===== INPUT

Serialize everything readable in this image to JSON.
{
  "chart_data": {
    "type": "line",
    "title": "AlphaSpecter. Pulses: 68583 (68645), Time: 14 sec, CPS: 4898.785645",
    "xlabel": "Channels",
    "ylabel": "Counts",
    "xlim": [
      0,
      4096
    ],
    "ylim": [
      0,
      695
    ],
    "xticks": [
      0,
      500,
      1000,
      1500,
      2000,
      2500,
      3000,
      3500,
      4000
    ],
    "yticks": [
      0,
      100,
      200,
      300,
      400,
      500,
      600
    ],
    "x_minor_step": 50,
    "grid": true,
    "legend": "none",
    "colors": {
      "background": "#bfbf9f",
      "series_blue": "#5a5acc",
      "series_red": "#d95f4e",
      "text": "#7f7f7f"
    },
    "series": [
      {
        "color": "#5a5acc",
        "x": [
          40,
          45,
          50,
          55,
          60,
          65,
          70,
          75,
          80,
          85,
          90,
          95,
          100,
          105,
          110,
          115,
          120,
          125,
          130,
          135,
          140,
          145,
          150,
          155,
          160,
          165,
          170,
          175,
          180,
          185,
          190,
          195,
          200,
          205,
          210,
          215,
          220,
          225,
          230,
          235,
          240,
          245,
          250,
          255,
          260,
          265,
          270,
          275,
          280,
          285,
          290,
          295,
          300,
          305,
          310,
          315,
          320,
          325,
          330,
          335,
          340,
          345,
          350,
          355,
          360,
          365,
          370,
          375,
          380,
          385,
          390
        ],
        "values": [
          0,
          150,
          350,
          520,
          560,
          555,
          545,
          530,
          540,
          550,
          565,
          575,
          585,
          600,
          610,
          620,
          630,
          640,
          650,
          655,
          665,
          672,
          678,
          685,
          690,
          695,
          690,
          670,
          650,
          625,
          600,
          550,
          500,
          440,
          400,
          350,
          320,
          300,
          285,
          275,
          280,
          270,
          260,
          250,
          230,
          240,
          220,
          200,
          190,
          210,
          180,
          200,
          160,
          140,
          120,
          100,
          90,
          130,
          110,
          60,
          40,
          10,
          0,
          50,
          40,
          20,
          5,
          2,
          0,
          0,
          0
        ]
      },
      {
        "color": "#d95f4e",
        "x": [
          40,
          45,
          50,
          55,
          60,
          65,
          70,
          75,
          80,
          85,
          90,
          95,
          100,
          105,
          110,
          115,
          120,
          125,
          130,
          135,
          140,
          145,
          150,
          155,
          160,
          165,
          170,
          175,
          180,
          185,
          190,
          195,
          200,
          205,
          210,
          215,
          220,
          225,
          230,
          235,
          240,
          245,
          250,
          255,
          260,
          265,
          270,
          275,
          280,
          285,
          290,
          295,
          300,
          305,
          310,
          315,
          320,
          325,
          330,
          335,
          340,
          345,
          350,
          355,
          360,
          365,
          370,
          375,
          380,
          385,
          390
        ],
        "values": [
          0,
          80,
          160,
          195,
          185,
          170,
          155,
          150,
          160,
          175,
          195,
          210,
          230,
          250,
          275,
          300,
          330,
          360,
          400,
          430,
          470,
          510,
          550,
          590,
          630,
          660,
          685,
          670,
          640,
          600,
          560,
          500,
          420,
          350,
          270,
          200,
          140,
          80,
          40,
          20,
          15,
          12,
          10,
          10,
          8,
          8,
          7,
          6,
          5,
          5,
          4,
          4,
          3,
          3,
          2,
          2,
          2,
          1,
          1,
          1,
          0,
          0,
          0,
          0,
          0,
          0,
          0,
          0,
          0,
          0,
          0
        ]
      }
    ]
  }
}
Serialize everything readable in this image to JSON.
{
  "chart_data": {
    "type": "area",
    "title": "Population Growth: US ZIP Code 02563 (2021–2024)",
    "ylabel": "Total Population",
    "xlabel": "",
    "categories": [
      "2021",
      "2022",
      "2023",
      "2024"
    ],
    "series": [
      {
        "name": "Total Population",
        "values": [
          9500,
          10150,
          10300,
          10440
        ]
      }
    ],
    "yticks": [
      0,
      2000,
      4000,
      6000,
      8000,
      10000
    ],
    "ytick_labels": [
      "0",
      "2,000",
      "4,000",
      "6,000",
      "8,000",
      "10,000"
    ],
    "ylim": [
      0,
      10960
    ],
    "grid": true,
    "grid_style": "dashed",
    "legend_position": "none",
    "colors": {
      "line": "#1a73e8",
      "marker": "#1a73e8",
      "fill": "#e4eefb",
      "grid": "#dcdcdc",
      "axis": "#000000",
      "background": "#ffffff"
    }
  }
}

==========

» THE PROBLEM: From the entries above, list each line with "ylabel" in it.

» RESULT FOR THIS TASK:
    "ylabel": "Counts",
    "ylabel": "Total Population",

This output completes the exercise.